*Extract*.
This paper aims to investigate and assess handgun detection and keyword spotting using information from sensors in commercial security systems and smartphones. The goal is to shed light on the actual performance of algorithms when applied to data from surveillance systems commonly found in various locations in Mexico and typical smartphones. Concerning handgun detection, the focus is on videos from security systems equipped with cameras and internet connectivity, configured in residences, stores, or restaurants.

Concerning keyword spotting, our focus lies in assessing the performance of recognizing voice commands from audio captured by mobile devices. The objective is to understand the feasibility of integrating handgun detection and keyword spotting into platforms that typically lack high-performance devices for video and audio capture. To the best of our knowledge, this marks the first instance where state-of-the-art algorithms are being studied, adapted, and evaluated within the context of Mexico. The primary contributions of this paper can be summarized as follows:

Constructing a dataset for handgun detection using information obtained from commercial cameras installed in residences or stores in Mexico.
Developing a dataset for keyword spotting, encompassing various voice commands in Spanish. These commands were recorded using diverse mobile devices and featured different voices, including both female and male voices within the age range of 18 to 50.

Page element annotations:

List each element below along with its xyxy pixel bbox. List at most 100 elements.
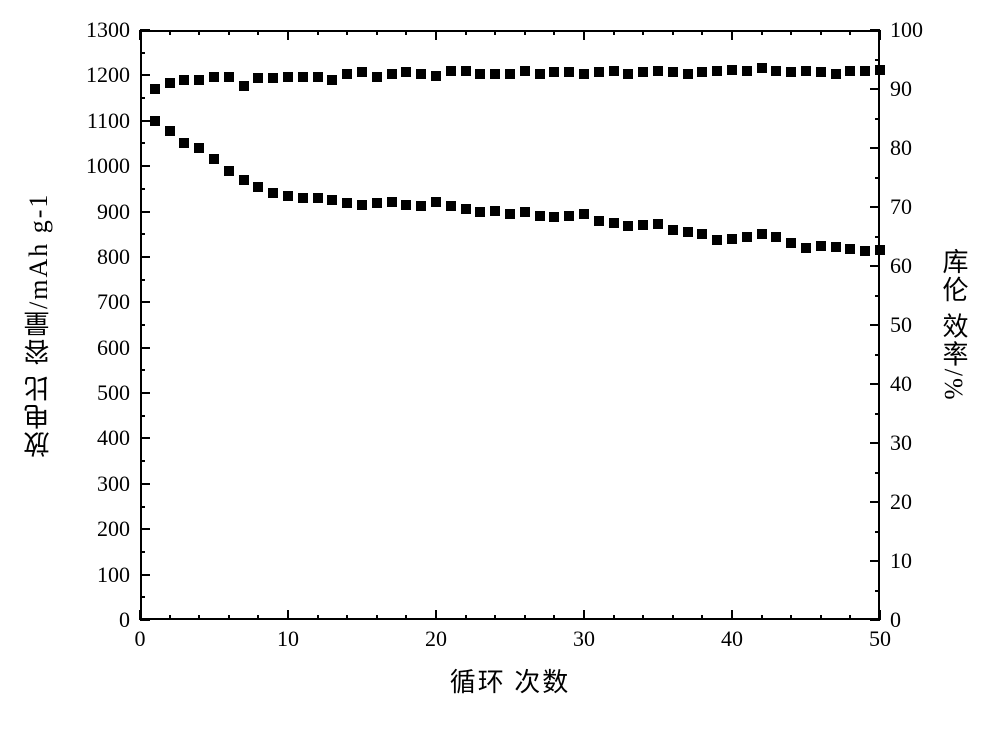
- coulombic-marker: [579, 69, 589, 79]
- x-minor-tick-top: [553, 30, 555, 35]
- coulombic-marker: [860, 66, 870, 76]
- capacity-marker: [475, 207, 485, 217]
- capacity-marker: [150, 116, 160, 126]
- capacity-marker: [194, 143, 204, 153]
- x-axis-title: 循环 次数: [450, 662, 571, 699]
- yr-minor-tick: [875, 295, 880, 297]
- coulombic-marker: [549, 67, 559, 77]
- capacity-marker: [387, 197, 397, 207]
- yr-tick: [870, 501, 880, 503]
- capacity-marker: [549, 212, 559, 222]
- capacity-marker: [579, 209, 589, 219]
- coulombic-marker: [520, 66, 530, 76]
- x-minor-tick: [761, 615, 763, 620]
- capacity-marker: [845, 244, 855, 254]
- x-minor-tick-top: [198, 30, 200, 35]
- coulombic-marker: [683, 69, 693, 79]
- yl-minor-tick: [140, 324, 145, 326]
- x-minor-tick: [257, 615, 259, 620]
- cycle-performance-chart: 循环 次数 放电比 容量/mAh g-1 库伦 效率/% 01020304050…: [0, 0, 1000, 733]
- yr-tick: [870, 206, 880, 208]
- coulombic-marker: [786, 67, 796, 77]
- yr-tick-label: 80: [890, 137, 912, 159]
- x-minor-tick-top: [790, 30, 792, 35]
- x-minor-tick-top: [376, 30, 378, 35]
- yr-tick: [870, 324, 880, 326]
- capacity-marker: [461, 204, 471, 214]
- capacity-marker: [816, 241, 826, 251]
- yr-tick-label: 40: [890, 373, 912, 395]
- yl-minor-tick: [140, 279, 145, 281]
- yr-tick-label: 10: [890, 550, 912, 572]
- coulombic-marker: [165, 78, 175, 88]
- x-minor-tick: [820, 615, 822, 620]
- capacity-marker: [416, 201, 426, 211]
- yl-tick: [140, 165, 150, 167]
- coulombic-marker: [845, 66, 855, 76]
- yl-tick: [140, 392, 150, 394]
- yl-tick-label: 1000: [86, 155, 130, 177]
- capacity-marker: [268, 188, 278, 198]
- capacity-marker: [283, 191, 293, 201]
- x-tick-label: 40: [721, 628, 743, 650]
- yr-tick-label: 0: [890, 609, 901, 631]
- x-minor-tick: [317, 615, 319, 620]
- y-right-axis-title: 库伦 效率/%: [935, 248, 972, 401]
- x-tick: [435, 610, 437, 620]
- yl-minor-tick: [140, 551, 145, 553]
- x-tick: [583, 610, 585, 620]
- coulombic-marker: [697, 67, 707, 77]
- x-minor-tick-top: [761, 30, 763, 35]
- yl-tick: [140, 347, 150, 349]
- yr-minor-tick: [875, 531, 880, 533]
- capacity-marker: [757, 229, 767, 239]
- yr-tick-label: 90: [890, 78, 912, 100]
- yr-minor-tick: [875, 413, 880, 415]
- x-minor-tick: [494, 615, 496, 620]
- yl-minor-tick: [140, 52, 145, 54]
- yl-tick: [140, 301, 150, 303]
- yr-tick: [870, 560, 880, 562]
- x-tick-top: [287, 30, 289, 40]
- yr-tick-label: 30: [890, 432, 912, 454]
- yl-tick-label: 100: [97, 564, 130, 586]
- coulombic-marker: [505, 69, 515, 79]
- yl-tick: [140, 574, 150, 576]
- x-tick-top: [583, 30, 585, 40]
- yl-minor-tick: [140, 596, 145, 598]
- coulombic-marker: [564, 67, 574, 77]
- coulombic-marker: [372, 72, 382, 82]
- coulombic-marker: [446, 66, 456, 76]
- axis-bottom: [140, 618, 880, 620]
- capacity-marker: [801, 243, 811, 253]
- x-minor-tick-top: [257, 30, 259, 35]
- capacity-marker: [535, 211, 545, 221]
- plot-area: [140, 30, 880, 620]
- x-minor-tick: [613, 615, 615, 620]
- x-minor-tick: [228, 615, 230, 620]
- capacity-marker: [490, 206, 500, 216]
- coulombic-marker: [387, 69, 397, 79]
- coulombic-marker: [209, 72, 219, 82]
- capacity-marker: [224, 166, 234, 176]
- coulombic-marker: [313, 72, 323, 82]
- capacity-marker: [327, 195, 337, 205]
- yr-minor-tick: [875, 354, 880, 356]
- x-tick-label: 30: [573, 628, 595, 650]
- x-minor-tick: [642, 615, 644, 620]
- yr-tick: [870, 88, 880, 90]
- yl-tick: [140, 528, 150, 530]
- yr-tick-label: 70: [890, 196, 912, 218]
- yr-minor-tick: [875, 118, 880, 120]
- capacity-marker: [505, 209, 515, 219]
- x-tick-label: 20: [425, 628, 447, 650]
- yl-tick-label: 400: [97, 427, 130, 449]
- coulombic-marker: [742, 66, 752, 76]
- yr-tick-label: 60: [890, 255, 912, 277]
- yl-tick: [140, 211, 150, 213]
- x-tick-label: 50: [869, 628, 891, 650]
- x-minor-tick: [849, 615, 851, 620]
- capacity-marker: [357, 200, 367, 210]
- x-minor-tick-top: [820, 30, 822, 35]
- yr-tick: [870, 383, 880, 385]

*Task instructions*.
a) Could you transcribe the passage on handgun detection and keyword spotting from "Concerning keyword spotting, our" up to and including "stores in Mexico."?
b) Can you pick up the passage on handgun detection and keyword spotting after its last sentence and carry it on?
You won't need the records for anything here.

*Exercise responses*.
a)
Concerning keyword spotting, our focus lies in assessing the performance of recognizing voice commands from audio captured by mobile devices. The objective is to understand the feasibility of integrating handgun detection and keyword spotting into platforms that typically lack high-performance devices for video and audio capture. To the best of our knowledge, this marks the first instance where state-of-the-art algorithms are being studied, adapted, and evaluated within the context of Mexico. The primary contributions of this paper can be summarized as follows:

Constructing a dataset for handgun detection using information obtained from commercial cameras installed in residences or stores in Mexico.

b)
Proposing and evaluating a strategy for keyword spotting, specifically aimed at recognizing voice commands in audio recordings captured by smartphones.
Adapting and evaluating state-of-the-art algorithms for handgun detection and tracking in videos.

The remainder of this paper is structured as follows. In Section 2, we present a comprehensive review of related work in the realms of computer vision and speech recognition. Sections 3 and 4 delve into our proposed architecture for Keyword Spotting and the adapted handgun detection strategy, respectively. Within these sections, we introduce the proposed datasets and elaborate on the methodology employed in their construction. Section 5 provides details on the experiments conducted and the evaluation performed for this study. Finally, Section 6 outlines our key conclusions and highlights avenues for future research.

Related Work

Keyword Spotting

Keyword Spotting (KWS) is designed to identify pre-defined keywords or sets of keywords within a continuous audio stream. Wake-word detection, in particular, has become a pivotal application of KWS [3]. Various strategies have been employed to address this task, with deep learning methods taking precedence in recent years. Arik et al. [1] proposed a Convolutional Recurrent Neural Network (CRNN) approach for solving the Keyword Spotting problem.

This approach utilizes different CRNN architectures based on Long Short-Term Memories (LSTMs) [5] and Gated Recurrent Units (GRUs) [2]. These architectures apply convolutions over mel spectrograms computed from the audio data, achieving performances of up to 99.6% accuracy in a speech dataset.

Another approach, introduced by Zhang et al. [15], leverages a Deep Stepwise Separable Convolution Neural Network (DS-CNN) that achieved an accuracy of up to 95.4%. This result was obtained using the dataset described in [13], consisting of one-word audio data pronounced in English. This one-word format for audio data is also adopted in our work for training the proposed model.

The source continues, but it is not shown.